What to work on: Return each line of the listing that contains the string "exterioare".

Dataset items:
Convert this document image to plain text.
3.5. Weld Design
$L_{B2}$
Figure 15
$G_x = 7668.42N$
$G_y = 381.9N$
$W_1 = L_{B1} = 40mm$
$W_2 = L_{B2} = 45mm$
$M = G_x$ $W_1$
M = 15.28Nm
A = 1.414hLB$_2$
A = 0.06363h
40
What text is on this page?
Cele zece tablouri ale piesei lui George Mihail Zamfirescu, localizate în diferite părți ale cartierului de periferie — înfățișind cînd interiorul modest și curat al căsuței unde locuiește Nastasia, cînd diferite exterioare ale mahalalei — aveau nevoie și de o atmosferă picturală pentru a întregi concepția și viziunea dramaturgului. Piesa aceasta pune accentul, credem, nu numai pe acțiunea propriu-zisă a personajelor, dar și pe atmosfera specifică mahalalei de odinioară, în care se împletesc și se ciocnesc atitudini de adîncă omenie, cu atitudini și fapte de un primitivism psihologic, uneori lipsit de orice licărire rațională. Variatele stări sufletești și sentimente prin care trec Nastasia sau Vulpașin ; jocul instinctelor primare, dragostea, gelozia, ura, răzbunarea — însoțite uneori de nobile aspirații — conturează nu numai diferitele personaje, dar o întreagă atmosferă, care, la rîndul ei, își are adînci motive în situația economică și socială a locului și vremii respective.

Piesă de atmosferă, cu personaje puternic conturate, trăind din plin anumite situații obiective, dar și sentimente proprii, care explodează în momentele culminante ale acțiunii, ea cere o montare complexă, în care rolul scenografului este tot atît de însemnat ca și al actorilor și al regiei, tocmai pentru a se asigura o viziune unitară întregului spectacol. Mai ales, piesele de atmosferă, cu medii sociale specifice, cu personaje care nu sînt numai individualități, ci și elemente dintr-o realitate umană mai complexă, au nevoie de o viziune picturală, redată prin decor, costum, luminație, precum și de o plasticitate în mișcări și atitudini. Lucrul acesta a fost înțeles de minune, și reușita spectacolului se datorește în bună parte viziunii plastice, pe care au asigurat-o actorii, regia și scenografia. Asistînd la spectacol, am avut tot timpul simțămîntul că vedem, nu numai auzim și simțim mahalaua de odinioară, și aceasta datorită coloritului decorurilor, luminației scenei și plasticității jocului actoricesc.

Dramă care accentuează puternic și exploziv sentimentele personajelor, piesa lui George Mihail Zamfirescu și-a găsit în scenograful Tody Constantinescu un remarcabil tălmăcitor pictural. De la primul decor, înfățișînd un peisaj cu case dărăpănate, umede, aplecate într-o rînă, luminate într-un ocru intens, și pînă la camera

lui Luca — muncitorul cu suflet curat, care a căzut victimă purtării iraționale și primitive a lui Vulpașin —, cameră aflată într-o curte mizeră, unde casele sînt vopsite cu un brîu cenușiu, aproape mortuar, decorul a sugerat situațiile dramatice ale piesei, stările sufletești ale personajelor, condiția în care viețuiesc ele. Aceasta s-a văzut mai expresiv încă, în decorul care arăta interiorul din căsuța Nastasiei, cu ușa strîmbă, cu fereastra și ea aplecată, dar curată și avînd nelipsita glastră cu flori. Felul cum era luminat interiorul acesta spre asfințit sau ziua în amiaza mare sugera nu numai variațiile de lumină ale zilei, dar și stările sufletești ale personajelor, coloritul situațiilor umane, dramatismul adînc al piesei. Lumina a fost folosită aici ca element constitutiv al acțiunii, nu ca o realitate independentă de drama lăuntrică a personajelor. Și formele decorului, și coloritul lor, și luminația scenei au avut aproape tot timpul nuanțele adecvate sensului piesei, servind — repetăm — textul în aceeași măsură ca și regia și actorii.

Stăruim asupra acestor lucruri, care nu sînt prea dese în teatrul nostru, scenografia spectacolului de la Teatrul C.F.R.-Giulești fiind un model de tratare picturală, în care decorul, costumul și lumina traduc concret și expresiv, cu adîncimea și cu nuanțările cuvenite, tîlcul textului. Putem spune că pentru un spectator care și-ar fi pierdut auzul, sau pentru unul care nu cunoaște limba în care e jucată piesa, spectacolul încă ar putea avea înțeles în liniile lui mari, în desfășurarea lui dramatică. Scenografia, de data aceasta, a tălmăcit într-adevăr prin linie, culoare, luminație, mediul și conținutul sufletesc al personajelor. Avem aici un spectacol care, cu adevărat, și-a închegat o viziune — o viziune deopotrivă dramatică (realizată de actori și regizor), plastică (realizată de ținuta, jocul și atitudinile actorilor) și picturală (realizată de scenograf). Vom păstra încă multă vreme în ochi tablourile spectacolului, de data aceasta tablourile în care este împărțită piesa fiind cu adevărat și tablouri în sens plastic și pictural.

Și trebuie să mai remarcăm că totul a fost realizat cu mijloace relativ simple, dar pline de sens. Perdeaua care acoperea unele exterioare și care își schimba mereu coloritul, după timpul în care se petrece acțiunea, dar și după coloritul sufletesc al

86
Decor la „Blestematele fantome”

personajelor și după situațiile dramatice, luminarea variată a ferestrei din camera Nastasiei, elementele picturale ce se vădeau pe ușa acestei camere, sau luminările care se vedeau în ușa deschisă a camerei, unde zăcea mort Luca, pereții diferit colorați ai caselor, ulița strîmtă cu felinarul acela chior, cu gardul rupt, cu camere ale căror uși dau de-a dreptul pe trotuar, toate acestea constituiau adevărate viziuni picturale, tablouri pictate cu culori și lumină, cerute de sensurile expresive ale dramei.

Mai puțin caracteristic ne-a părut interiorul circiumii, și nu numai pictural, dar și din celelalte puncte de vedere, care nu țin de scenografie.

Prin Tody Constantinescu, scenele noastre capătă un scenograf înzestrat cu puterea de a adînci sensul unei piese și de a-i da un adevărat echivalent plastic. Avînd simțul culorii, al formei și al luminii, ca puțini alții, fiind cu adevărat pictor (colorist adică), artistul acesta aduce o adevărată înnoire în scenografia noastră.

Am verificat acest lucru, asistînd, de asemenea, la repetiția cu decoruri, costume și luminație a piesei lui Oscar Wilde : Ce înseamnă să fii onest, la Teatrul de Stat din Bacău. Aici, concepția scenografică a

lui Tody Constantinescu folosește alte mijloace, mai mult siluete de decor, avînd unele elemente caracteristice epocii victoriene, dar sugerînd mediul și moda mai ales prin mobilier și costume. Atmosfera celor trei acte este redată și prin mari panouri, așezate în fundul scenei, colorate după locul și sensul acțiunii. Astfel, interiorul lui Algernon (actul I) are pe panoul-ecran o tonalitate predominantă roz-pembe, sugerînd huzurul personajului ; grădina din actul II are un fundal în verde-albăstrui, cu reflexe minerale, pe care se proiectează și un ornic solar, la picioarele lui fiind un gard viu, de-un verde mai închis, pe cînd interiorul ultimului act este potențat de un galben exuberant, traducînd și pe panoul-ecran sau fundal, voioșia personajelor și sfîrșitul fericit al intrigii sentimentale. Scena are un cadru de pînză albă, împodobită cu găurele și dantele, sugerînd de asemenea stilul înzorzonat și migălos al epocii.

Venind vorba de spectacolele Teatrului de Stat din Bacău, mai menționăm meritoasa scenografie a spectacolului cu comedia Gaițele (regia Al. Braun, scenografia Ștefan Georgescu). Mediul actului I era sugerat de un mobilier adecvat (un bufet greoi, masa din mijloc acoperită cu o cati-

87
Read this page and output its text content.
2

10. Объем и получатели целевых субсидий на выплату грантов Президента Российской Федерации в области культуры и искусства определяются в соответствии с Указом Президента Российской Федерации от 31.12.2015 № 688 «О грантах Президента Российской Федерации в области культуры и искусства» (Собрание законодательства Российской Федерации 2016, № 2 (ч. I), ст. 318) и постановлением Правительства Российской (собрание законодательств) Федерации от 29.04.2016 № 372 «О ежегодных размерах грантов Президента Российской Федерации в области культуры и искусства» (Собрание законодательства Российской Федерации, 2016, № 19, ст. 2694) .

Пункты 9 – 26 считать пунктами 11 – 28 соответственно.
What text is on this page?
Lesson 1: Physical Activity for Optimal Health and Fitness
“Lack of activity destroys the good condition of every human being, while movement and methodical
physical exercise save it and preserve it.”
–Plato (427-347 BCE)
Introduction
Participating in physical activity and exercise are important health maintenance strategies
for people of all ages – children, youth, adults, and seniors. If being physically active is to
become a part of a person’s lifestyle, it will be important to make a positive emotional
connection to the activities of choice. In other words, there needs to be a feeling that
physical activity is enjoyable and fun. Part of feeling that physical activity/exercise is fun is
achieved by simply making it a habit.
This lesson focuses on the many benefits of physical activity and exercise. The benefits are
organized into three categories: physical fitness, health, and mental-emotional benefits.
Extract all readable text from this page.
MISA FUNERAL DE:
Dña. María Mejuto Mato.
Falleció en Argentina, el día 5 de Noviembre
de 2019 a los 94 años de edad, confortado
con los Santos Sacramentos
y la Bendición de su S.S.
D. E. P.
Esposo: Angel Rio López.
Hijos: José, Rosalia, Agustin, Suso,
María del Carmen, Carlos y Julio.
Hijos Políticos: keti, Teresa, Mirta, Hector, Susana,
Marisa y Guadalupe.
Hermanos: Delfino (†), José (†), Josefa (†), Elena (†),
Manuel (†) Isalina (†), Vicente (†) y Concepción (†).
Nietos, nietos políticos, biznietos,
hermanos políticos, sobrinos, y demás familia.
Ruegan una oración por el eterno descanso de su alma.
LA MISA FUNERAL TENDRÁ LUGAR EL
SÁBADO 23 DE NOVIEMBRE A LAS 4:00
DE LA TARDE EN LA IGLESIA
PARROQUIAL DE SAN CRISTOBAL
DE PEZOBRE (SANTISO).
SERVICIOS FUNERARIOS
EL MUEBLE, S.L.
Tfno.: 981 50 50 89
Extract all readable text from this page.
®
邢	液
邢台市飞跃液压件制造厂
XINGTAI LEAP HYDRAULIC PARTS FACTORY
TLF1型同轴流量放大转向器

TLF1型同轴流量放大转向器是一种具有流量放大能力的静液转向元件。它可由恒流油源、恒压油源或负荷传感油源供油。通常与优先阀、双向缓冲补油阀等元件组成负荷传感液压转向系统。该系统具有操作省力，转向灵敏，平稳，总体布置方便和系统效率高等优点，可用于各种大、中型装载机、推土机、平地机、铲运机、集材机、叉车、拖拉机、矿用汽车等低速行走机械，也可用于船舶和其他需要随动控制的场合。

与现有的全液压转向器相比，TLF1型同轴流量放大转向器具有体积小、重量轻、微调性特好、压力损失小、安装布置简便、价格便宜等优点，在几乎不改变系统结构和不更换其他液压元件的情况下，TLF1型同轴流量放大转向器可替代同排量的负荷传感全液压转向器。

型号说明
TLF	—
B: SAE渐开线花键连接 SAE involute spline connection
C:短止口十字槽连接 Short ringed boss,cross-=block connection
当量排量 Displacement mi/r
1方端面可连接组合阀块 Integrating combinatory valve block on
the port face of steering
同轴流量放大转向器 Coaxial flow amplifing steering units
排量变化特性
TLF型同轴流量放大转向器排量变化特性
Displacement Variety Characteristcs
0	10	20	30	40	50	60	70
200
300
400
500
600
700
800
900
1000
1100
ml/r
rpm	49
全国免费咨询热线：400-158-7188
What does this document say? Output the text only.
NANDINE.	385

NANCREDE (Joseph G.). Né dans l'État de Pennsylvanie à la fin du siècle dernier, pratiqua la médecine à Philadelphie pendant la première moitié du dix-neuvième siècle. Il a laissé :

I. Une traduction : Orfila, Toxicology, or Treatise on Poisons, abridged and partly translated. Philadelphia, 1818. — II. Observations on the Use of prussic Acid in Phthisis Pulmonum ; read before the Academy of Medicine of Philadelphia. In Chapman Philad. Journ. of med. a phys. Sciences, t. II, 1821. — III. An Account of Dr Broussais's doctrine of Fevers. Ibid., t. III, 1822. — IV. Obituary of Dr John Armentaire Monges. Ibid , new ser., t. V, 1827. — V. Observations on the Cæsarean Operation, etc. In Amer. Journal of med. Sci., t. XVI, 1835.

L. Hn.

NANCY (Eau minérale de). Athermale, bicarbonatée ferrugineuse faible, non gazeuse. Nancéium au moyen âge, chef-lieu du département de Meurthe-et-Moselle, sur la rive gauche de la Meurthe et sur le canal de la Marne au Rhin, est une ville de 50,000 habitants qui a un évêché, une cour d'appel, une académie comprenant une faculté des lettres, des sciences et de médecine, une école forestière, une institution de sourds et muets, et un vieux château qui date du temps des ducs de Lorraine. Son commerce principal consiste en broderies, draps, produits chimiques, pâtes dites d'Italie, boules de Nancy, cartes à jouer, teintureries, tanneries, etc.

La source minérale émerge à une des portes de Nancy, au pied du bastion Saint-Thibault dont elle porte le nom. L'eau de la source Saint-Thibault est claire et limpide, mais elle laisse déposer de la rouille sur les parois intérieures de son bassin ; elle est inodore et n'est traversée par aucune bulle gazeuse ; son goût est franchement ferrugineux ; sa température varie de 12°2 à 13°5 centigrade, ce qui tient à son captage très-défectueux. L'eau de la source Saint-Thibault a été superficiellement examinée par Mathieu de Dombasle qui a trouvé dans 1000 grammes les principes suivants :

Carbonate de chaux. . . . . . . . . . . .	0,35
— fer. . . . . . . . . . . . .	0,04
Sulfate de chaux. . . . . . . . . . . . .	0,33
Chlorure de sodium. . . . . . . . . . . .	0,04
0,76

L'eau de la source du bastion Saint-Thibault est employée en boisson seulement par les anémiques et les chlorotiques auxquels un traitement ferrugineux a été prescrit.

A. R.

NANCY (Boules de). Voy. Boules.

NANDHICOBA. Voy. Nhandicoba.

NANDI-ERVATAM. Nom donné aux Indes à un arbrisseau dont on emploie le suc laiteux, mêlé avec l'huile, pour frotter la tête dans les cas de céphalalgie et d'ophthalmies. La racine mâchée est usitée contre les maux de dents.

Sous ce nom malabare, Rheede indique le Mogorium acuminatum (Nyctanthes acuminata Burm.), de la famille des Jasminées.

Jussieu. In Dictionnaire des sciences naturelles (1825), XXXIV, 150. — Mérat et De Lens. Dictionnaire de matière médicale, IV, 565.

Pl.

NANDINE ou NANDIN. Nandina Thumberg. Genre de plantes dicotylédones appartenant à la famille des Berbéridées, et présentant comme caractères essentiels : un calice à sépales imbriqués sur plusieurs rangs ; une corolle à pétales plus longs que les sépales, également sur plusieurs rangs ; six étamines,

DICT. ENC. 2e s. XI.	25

Result for this task:
Cele zece tablouri ale piesei lui George Mihail Zamfirescu, localizate în diferite părți ale cartierului de periferie — înfățișind cînd interiorul modest și curat al căsuței unde locuiește Nastasia, cînd diferite exterioare ale mahalalei — aveau nevoie și de o atmosferă picturală pentru a întregi concepția și viziunea dramaturgului. Piesa aceasta pune accentul, credem, nu numai pe acțiunea propriu-zisă a personajelor, dar și pe atmosfera specifică mahalalei de odinioară, în care se împletesc și se ciocnesc atitudini de adîncă omenie, cu atitudini și fapte de un primitivism psihologic, uneori lipsit de orice licărire rațională. Variatele stări sufletești și sentimente prin care trec Nastasia sau Vulpașin ; jocul instinctelor primare, dragostea, gelozia, ura, răzbunarea — însoțite uneori de nobile aspirații — conturează nu numai diferitele personaje, dar o întreagă atmosferă, care, la rîndul ei, își are adînci motive în situația economică și socială a locului și vremii respective.
Și trebuie să mai remarcăm că totul a fost realizat cu mijloace relativ simple, dar pline de sens. Perdeaua care acoperea unele exterioare și care își schimba mereu coloritul, după timpul în care se petrece acțiunea, dar și după coloritul sufletesc al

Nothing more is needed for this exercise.